══ Data provided ══

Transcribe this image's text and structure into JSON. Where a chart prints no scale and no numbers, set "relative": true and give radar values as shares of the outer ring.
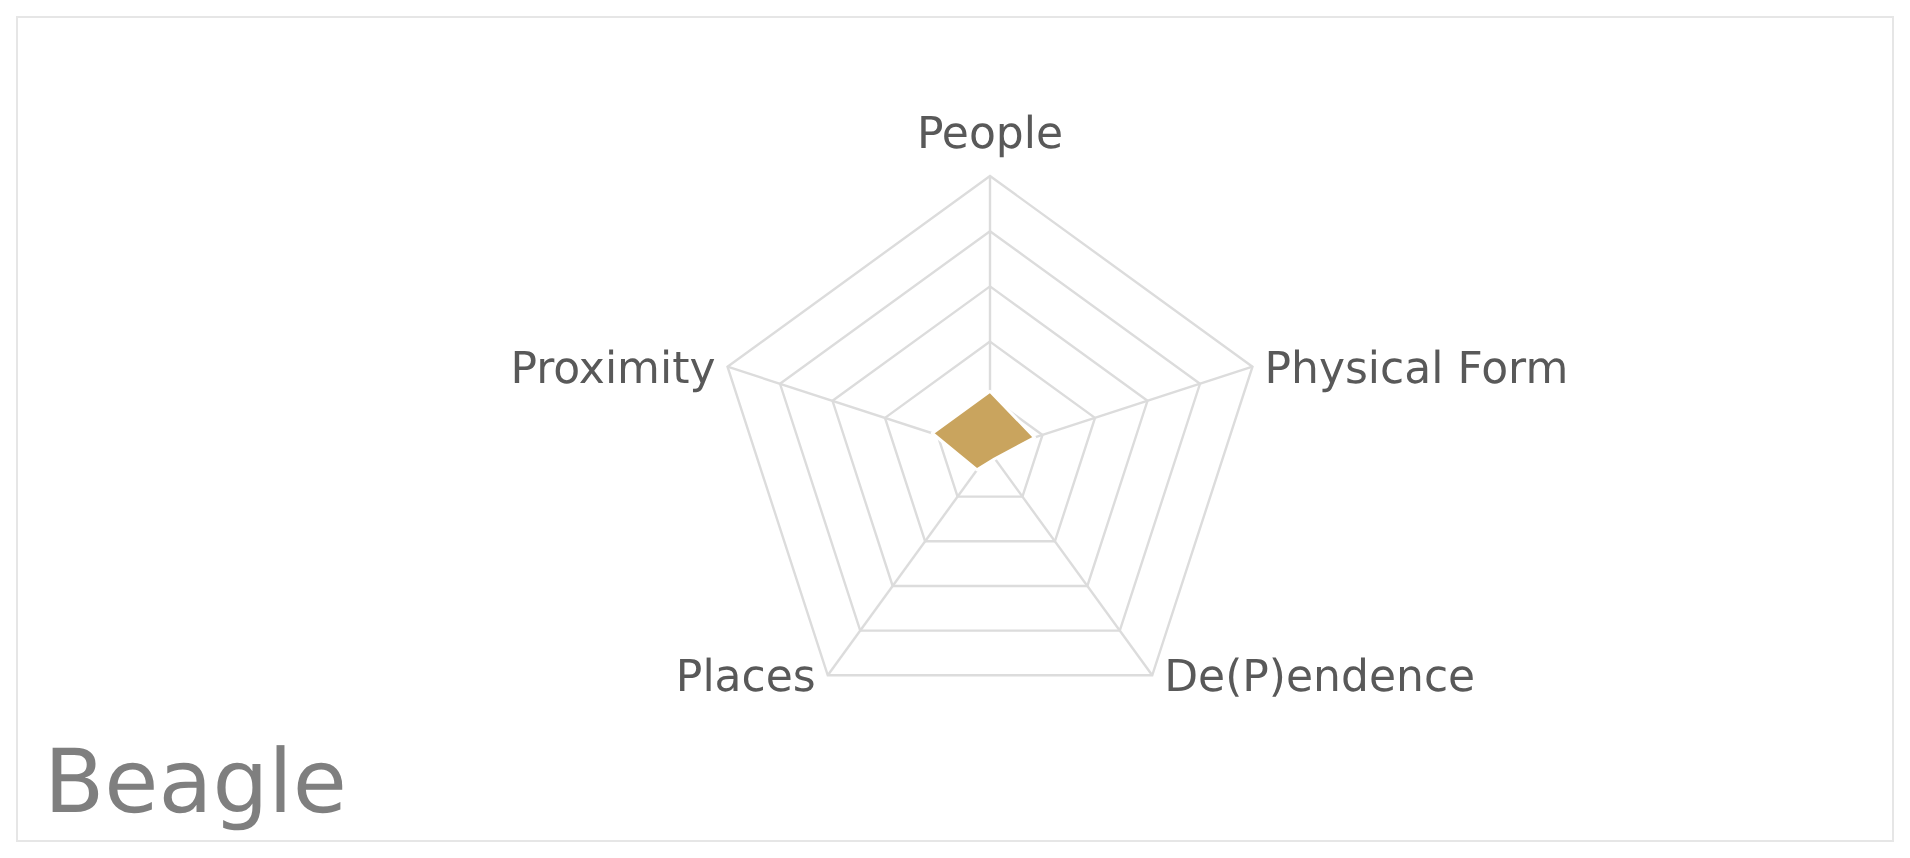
{
  "chart_data": {
    "type": "radar",
    "title": "Beagle",
    "relative": true,
    "categories": [
      "People",
      "Physical Form",
      "De(P)endence",
      "Places",
      "Proximity"
    ],
    "series": [
      {
        "color": "#c9a45e",
        "values": [
          0.22,
          0.17,
          0.03,
          0.08,
          0.22
        ]
      }
    ],
    "grid": true
  }
}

═══

What the task asks:
The listing above needs to be output again exactly. Don't include the pictures.

Solution to this exercise:
Transcribe this image's text and structure into JSON. Where a chart prints no scale and no numbers, set "relative": true and give radar values as shares of the outer ring.
{
  "chart_data": {
    "type": "radar",
    "title": "Beagle",
    "relative": true,
    "categories": [
      "People",
      "Physical Form",
      "De(P)endence",
      "Places",
      "Proximity"
    ],
    "series": [
      {
        "color": "#c9a45e",
        "values": [
          0.22,
          0.17,
          0.03,
          0.08,
          0.22
        ]
      }
    ],
    "grid": true
  }
}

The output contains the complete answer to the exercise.